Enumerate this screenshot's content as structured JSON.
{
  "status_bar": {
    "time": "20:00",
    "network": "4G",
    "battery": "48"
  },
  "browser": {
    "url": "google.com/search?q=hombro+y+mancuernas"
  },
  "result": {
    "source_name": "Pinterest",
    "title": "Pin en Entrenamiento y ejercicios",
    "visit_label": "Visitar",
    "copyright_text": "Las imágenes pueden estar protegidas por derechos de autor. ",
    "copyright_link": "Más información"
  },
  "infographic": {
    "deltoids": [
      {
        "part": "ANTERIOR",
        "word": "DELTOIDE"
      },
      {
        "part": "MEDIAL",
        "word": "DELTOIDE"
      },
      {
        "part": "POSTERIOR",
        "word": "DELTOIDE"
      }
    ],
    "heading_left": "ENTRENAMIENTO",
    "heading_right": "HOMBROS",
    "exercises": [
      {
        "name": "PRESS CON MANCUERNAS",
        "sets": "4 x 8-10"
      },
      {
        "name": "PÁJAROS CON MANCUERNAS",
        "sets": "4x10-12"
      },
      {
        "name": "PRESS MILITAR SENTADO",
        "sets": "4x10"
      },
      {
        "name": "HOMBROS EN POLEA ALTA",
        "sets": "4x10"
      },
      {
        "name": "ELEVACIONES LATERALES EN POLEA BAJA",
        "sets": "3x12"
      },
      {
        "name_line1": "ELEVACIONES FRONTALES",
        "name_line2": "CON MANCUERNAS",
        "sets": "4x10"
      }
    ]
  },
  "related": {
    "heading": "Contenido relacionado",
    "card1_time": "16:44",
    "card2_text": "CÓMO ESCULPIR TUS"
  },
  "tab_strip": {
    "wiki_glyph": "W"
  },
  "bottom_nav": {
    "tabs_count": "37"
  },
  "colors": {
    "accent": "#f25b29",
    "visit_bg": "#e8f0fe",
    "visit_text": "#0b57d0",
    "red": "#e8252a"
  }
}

# # # # # # #

WHAT YOU WILL DO: Repeat every entry exactly, please.

ANSWER TO THIS EXERCISE:
Enumerate this screenshot's content as structured JSON.
{
  "status_bar": {
    "time": "20:00",
    "network": "4G",
    "battery": "48"
  },
  "browser": {
    "url": "google.com/search?q=hombro+y+mancuernas"
  },
  "result": {
    "source_name": "Pinterest",
    "title": "Pin en Entrenamiento y ejercicios",
    "visit_label": "Visitar",
    "copyright_text": "Las imágenes pueden estar protegidas por derechos de autor. ",
    "copyright_link": "Más información"
  },
  "infographic": {
    "deltoids": [
      {
        "part": "ANTERIOR",
        "word": "DELTOIDE"
      },
      {
        "part": "MEDIAL",
        "word": "DELTOIDE"
      },
      {
        "part": "POSTERIOR",
        "word": "DELTOIDE"
      }
    ],
    "heading_left": "ENTRENAMIENTO",
    "heading_right": "HOMBROS",
    "exercises": [
      {
        "name": "PRESS CON MANCUERNAS",
        "sets": "4 x 8-10"
      },
      {
        "name": "PÁJAROS CON MANCUERNAS",
        "sets": "4x10-12"
      },
      {
        "name": "PRESS MILITAR SENTADO",
        "sets": "4x10"
      },
      {
        "name": "HOMBROS EN POLEA ALTA",
        "sets": "4x10"
      },
      {
        "name": "ELEVACIONES LATERALES EN POLEA BAJA",
        "sets": "3x12"
      },
      {
        "name_line1": "ELEVACIONES FRONTALES",
        "name_line2": "CON MANCUERNAS",
        "sets": "4x10"
      }
    ]
  },
  "related": {
    "heading": "Contenido relacionado",
    "card1_time": "16:44",
    "card2_text": "CÓMO ESCULPIR TUS"
  },
  "tab_strip": {
    "wiki_glyph": "W"
  },
  "bottom_nav": {
    "tabs_count": "37"
  },
  "colors": {
    "accent": "#f25b29",
    "visit_bg": "#e8f0fe",
    "visit_text": "#0b57d0",
    "red": "#e8252a"
  }
}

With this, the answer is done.